## begin Extracted records

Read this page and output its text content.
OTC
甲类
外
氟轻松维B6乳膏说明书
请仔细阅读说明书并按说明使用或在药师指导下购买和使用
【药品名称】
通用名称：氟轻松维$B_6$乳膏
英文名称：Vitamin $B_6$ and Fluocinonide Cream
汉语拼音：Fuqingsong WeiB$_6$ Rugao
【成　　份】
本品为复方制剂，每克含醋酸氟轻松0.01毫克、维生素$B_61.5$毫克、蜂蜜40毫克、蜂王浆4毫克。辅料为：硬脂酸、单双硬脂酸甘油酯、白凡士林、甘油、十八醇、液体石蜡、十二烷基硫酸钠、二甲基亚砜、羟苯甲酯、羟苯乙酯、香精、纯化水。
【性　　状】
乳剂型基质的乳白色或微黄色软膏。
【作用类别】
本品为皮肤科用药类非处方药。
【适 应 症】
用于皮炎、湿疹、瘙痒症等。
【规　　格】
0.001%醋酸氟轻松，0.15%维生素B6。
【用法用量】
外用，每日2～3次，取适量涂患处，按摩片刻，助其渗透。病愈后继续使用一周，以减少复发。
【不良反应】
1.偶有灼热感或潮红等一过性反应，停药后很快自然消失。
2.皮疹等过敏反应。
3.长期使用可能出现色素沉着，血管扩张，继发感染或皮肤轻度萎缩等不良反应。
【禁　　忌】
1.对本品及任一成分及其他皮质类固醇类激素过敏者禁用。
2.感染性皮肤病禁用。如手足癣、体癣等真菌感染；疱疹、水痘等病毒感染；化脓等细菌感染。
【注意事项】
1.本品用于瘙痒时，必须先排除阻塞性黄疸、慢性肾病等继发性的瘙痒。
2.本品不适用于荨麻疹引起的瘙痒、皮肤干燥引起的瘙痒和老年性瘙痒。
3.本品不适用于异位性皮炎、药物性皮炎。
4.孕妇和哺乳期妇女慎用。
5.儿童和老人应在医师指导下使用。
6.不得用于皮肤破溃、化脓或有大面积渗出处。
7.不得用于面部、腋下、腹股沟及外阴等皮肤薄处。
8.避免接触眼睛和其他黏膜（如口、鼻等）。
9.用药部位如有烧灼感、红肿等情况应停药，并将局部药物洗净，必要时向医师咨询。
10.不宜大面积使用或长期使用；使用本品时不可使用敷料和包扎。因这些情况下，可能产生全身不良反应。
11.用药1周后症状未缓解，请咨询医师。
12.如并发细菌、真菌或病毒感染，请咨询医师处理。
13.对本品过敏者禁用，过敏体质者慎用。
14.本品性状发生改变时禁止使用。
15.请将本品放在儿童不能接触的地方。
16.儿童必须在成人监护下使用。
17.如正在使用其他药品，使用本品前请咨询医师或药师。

## end Extracted records

§ **Aim of the exercise**: Retype all the records, matching them exactly.

§ **Finished exercise**:
Read this page and output its text content.
OTC
甲类
外
氟轻松维B6乳膏说明书
请仔细阅读说明书并按说明使用或在药师指导下购买和使用
【药品名称】
通用名称：氟轻松维$B_6$乳膏
英文名称：Vitamin $B_6$ and Fluocinonide Cream
汉语拼音：Fuqingsong WeiB$_6$ Rugao
【成　　份】
本品为复方制剂，每克含醋酸氟轻松0.01毫克、维生素$B_61.5$毫克、蜂蜜40毫克、蜂王浆4毫克。辅料为：硬脂酸、单双硬脂酸甘油酯、白凡士林、甘油、十八醇、液体石蜡、十二烷基硫酸钠、二甲基亚砜、羟苯甲酯、羟苯乙酯、香精、纯化水。
【性　　状】
乳剂型基质的乳白色或微黄色软膏。
【作用类别】
本品为皮肤科用药类非处方药。
【适 应 症】
用于皮炎、湿疹、瘙痒症等。
【规　　格】
0.001%醋酸氟轻松，0.15%维生素B6。
【用法用量】
外用，每日2～3次，取适量涂患处，按摩片刻，助其渗透。病愈后继续使用一周，以减少复发。
【不良反应】
1.偶有灼热感或潮红等一过性反应，停药后很快自然消失。
2.皮疹等过敏反应。
3.长期使用可能出现色素沉着，血管扩张，继发感染或皮肤轻度萎缩等不良反应。
【禁　　忌】
1.对本品及任一成分及其他皮质类固醇类激素过敏者禁用。
2.感染性皮肤病禁用。如手足癣、体癣等真菌感染；疱疹、水痘等病毒感染；化脓等细菌感染。
【注意事项】
1.本品用于瘙痒时，必须先排除阻塞性黄疸、慢性肾病等继发性的瘙痒。
2.本品不适用于荨麻疹引起的瘙痒、皮肤干燥引起的瘙痒和老年性瘙痒。
3.本品不适用于异位性皮炎、药物性皮炎。
4.孕妇和哺乳期妇女慎用。
5.儿童和老人应在医师指导下使用。
6.不得用于皮肤破溃、化脓或有大面积渗出处。
7.不得用于面部、腋下、腹股沟及外阴等皮肤薄处。
8.避免接触眼睛和其他黏膜（如口、鼻等）。
9.用药部位如有烧灼感、红肿等情况应停药，并将局部药物洗净，必要时向医师咨询。
10.不宜大面积使用或长期使用；使用本品时不可使用敷料和包扎。因这些情况下，可能产生全身不良反应。
11.用药1周后症状未缓解，请咨询医师。
12.如并发细菌、真菌或病毒感染，请咨询医师处理。
13.对本品过敏者禁用，过敏体质者慎用。
14.本品性状发生改变时禁止使用。
15.请将本品放在儿童不能接触的地方。
16.儿童必须在成人监护下使用。
17.如正在使用其他药品，使用本品前请咨询医师或药师。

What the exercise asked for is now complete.